**RECORDS FOR PROCESSING**
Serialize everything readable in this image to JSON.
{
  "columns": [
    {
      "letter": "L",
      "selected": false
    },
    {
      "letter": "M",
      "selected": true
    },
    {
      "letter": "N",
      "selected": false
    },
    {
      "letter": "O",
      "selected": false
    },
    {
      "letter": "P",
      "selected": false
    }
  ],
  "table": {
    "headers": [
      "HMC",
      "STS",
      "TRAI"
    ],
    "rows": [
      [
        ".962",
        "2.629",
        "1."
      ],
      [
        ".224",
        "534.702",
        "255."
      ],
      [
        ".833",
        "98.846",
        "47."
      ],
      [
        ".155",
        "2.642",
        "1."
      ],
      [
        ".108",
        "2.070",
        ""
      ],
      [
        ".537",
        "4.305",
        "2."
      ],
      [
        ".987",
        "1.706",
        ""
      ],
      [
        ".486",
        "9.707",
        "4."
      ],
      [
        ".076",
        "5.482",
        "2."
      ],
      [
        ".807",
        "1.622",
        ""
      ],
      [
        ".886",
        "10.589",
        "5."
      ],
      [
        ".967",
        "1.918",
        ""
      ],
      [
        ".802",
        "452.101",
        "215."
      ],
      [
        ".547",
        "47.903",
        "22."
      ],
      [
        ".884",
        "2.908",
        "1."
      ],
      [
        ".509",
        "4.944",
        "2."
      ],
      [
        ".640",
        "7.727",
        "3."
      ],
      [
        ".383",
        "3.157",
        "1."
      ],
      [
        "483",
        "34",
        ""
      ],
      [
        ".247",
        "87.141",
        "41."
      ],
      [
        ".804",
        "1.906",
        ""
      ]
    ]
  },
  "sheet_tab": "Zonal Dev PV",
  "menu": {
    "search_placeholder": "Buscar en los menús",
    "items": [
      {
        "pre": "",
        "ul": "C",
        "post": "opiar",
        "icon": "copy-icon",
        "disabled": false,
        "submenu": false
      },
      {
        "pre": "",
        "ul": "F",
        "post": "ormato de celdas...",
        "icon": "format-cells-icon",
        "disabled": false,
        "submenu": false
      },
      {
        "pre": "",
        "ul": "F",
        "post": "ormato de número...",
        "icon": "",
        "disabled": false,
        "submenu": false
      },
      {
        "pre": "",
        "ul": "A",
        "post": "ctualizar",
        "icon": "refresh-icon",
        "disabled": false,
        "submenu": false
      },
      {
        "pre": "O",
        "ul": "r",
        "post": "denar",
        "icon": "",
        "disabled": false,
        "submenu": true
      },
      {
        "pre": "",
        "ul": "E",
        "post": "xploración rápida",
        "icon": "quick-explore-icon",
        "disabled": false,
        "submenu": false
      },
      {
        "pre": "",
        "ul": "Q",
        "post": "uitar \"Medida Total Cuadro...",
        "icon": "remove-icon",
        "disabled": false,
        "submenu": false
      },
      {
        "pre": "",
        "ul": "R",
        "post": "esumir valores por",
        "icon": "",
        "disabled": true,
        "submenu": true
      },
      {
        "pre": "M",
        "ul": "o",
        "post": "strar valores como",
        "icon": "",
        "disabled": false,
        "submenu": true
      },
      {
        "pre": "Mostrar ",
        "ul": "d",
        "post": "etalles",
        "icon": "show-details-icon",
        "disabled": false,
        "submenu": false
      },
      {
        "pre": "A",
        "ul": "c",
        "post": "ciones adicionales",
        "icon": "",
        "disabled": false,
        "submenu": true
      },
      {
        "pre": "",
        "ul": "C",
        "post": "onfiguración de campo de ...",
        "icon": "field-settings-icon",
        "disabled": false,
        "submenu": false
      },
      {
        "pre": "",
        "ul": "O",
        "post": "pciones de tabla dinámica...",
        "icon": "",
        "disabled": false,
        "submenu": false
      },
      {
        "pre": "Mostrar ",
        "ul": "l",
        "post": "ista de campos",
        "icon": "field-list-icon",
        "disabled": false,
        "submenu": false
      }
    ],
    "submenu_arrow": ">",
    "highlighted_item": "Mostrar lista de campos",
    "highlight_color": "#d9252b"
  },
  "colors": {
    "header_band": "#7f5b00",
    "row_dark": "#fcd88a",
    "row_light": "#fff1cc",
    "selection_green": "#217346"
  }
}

**AIM**
Reproduce every line of the data verbatim.

**OUTPUT BELOW**
Serialize everything readable in this image to JSON.
{
  "columns": [
    {
      "letter": "L",
      "selected": false
    },
    {
      "letter": "M",
      "selected": true
    },
    {
      "letter": "N",
      "selected": false
    },
    {
      "letter": "O",
      "selected": false
    },
    {
      "letter": "P",
      "selected": false
    }
  ],
  "table": {
    "headers": [
      "HMC",
      "STS",
      "TRAI"
    ],
    "rows": [
      [
        ".962",
        "2.629",
        "1."
      ],
      [
        ".224",
        "534.702",
        "255."
      ],
      [
        ".833",
        "98.846",
        "47."
      ],
      [
        ".155",
        "2.642",
        "1."
      ],
      [
        ".108",
        "2.070",
        ""
      ],
      [
        ".537",
        "4.305",
        "2."
      ],
      [
        ".987",
        "1.706",
        ""
      ],
      [
        ".486",
        "9.707",
        "4."
      ],
      [
        ".076",
        "5.482",
        "2."
      ],
      [
        ".807",
        "1.622",
        ""
      ],
      [
        ".886",
        "10.589",
        "5."
      ],
      [
        ".967",
        "1.918",
        ""
      ],
      [
        ".802",
        "452.101",
        "215."
      ],
      [
        ".547",
        "47.903",
        "22."
      ],
      [
        ".884",
        "2.908",
        "1."
      ],
      [
        ".509",
        "4.944",
        "2."
      ],
      [
        ".640",
        "7.727",
        "3."
      ],
      [
        ".383",
        "3.157",
        "1."
      ],
      [
        "483",
        "34",
        ""
      ],
      [
        ".247",
        "87.141",
        "41."
      ],
      [
        ".804",
        "1.906",
        ""
      ]
    ]
  },
  "sheet_tab": "Zonal Dev PV",
  "menu": {
    "search_placeholder": "Buscar en los menús",
    "items": [
      {
        "pre": "",
        "ul": "C",
        "post": "opiar",
        "icon": "copy-icon",
        "disabled": false,
        "submenu": false
      },
      {
        "pre": "",
        "ul": "F",
        "post": "ormato de celdas...",
        "icon": "format-cells-icon",
        "disabled": false,
        "submenu": false
      },
      {
        "pre": "",
        "ul": "F",
        "post": "ormato de número...",
        "icon": "",
        "disabled": false,
        "submenu": false
      },
      {
        "pre": "",
        "ul": "A",
        "post": "ctualizar",
        "icon": "refresh-icon",
        "disabled": false,
        "submenu": false
      },
      {
        "pre": "O",
        "ul": "r",
        "post": "denar",
        "icon": "",
        "disabled": false,
        "submenu": true
      },
      {
        "pre": "",
        "ul": "E",
        "post": "xploración rápida",
        "icon": "quick-explore-icon",
        "disabled": false,
        "submenu": false
      },
      {
        "pre": "",
        "ul": "Q",
        "post": "uitar \"Medida Total Cuadro...",
        "icon": "remove-icon",
        "disabled": false,
        "submenu": false
      },
      {
        "pre": "",
        "ul": "R",
        "post": "esumir valores por",
        "icon": "",
        "disabled": true,
        "submenu": true
      },
      {
        "pre": "M",
        "ul": "o",
        "post": "strar valores como",
        "icon": "",
        "disabled": false,
        "submenu": true
      },
      {
        "pre": "Mostrar ",
        "ul": "d",
        "post": "etalles",
        "icon": "show-details-icon",
        "disabled": false,
        "submenu": false
      },
      {
        "pre": "A",
        "ul": "c",
        "post": "ciones adicionales",
        "icon": "",
        "disabled": false,
        "submenu": true
      },
      {
        "pre": "",
        "ul": "C",
        "post": "onfiguración de campo de ...",
        "icon": "field-settings-icon",
        "disabled": false,
        "submenu": false
      },
      {
        "pre": "",
        "ul": "O",
        "post": "pciones de tabla dinámica...",
        "icon": "",
        "disabled": false,
        "submenu": false
      },
      {
        "pre": "Mostrar ",
        "ul": "l",
        "post": "ista de campos",
        "icon": "field-list-icon",
        "disabled": false,
        "submenu": false
      }
    ],
    "submenu_arrow": ">",
    "highlighted_item": "Mostrar lista de campos",
    "highlight_color": "#d9252b"
  },
  "colors": {
    "header_band": "#7f5b00",
    "row_dark": "#fcd88a",
    "row_light": "#fff1cc",
    "selection_green": "#217346"
  }
}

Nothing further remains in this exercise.